_Data for the task_
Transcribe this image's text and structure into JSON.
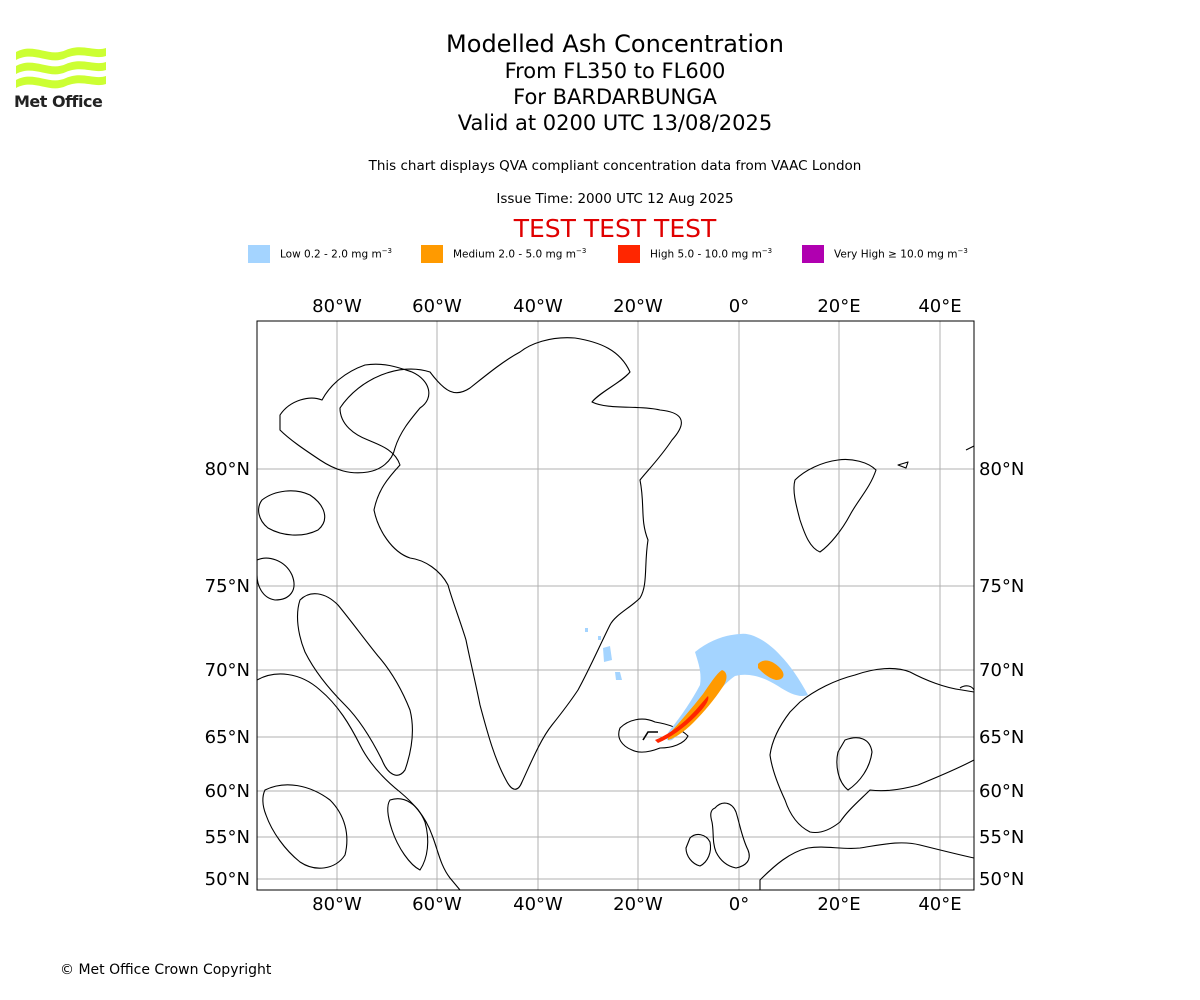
{
  "header": {
    "title": "Modelled Ash Concentration",
    "levels": "From FL350 to FL600",
    "volcano": "For BARDARBUNGA",
    "valid": "Valid at 0200 UTC 13/08/2025",
    "compliance": "This chart displays QVA compliant concentration data from VAAC London",
    "issue": "Issue Time: 2000 UTC 12 Aug 2025",
    "test_banner": "TEST TEST TEST"
  },
  "logo": {
    "text": "Met Office",
    "icon": "met-office-waves-logo",
    "color": "#ccff33"
  },
  "legend": [
    {
      "label": "Low 0.2 - 2.0 mg m",
      "sup": "−3",
      "color": "#a4d4ff"
    },
    {
      "label": "Medium 2.0 - 5.0 mg m",
      "sup": "−3",
      "color": "#ff9a00"
    },
    {
      "label": "High 5.0 - 10.0 mg m",
      "sup": "−3",
      "color": "#ff2600"
    },
    {
      "label": "Very High  ≥  10.0 mg m",
      "sup": "−3",
      "color": "#b000b0"
    }
  ],
  "map": {
    "lon_labels": [
      "80°W",
      "60°W",
      "40°W",
      "20°W",
      "0°",
      "20°E",
      "40°E"
    ],
    "lat_labels": [
      "80°N",
      "75°N",
      "70°N",
      "65°N",
      "60°N",
      "55°N",
      "50°N"
    ],
    "gridline_color": "#b0b0b0"
  },
  "footer": {
    "copyright": "© Met Office Crown Copyright"
  }
}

_Stated problem_
Quote the records in full and exactly; skip any image.

_Solution for this exercise_
Transcribe this image's text and structure into JSON.
{
  "header": {
    "title": "Modelled Ash Concentration",
    "levels": "From FL350 to FL600",
    "volcano": "For BARDARBUNGA",
    "valid": "Valid at 0200 UTC 13/08/2025",
    "compliance": "This chart displays QVA compliant concentration data from VAAC London",
    "issue": "Issue Time: 2000 UTC 12 Aug 2025",
    "test_banner": "TEST TEST TEST"
  },
  "logo": {
    "text": "Met Office",
    "icon": "met-office-waves-logo",
    "color": "#ccff33"
  },
  "legend": [
    {
      "label": "Low 0.2 - 2.0 mg m",
      "sup": "−3",
      "color": "#a4d4ff"
    },
    {
      "label": "Medium 2.0 - 5.0 mg m",
      "sup": "−3",
      "color": "#ff9a00"
    },
    {
      "label": "High 5.0 - 10.0 mg m",
      "sup": "−3",
      "color": "#ff2600"
    },
    {
      "label": "Very High  ≥  10.0 mg m",
      "sup": "−3",
      "color": "#b000b0"
    }
  ],
  "map": {
    "lon_labels": [
      "80°W",
      "60°W",
      "40°W",
      "20°W",
      "0°",
      "20°E",
      "40°E"
    ],
    "lat_labels": [
      "80°N",
      "75°N",
      "70°N",
      "65°N",
      "60°N",
      "55°N",
      "50°N"
    ],
    "gridline_color": "#b0b0b0"
  },
  "footer": {
    "copyright": "© Met Office Crown Copyright"
  }
}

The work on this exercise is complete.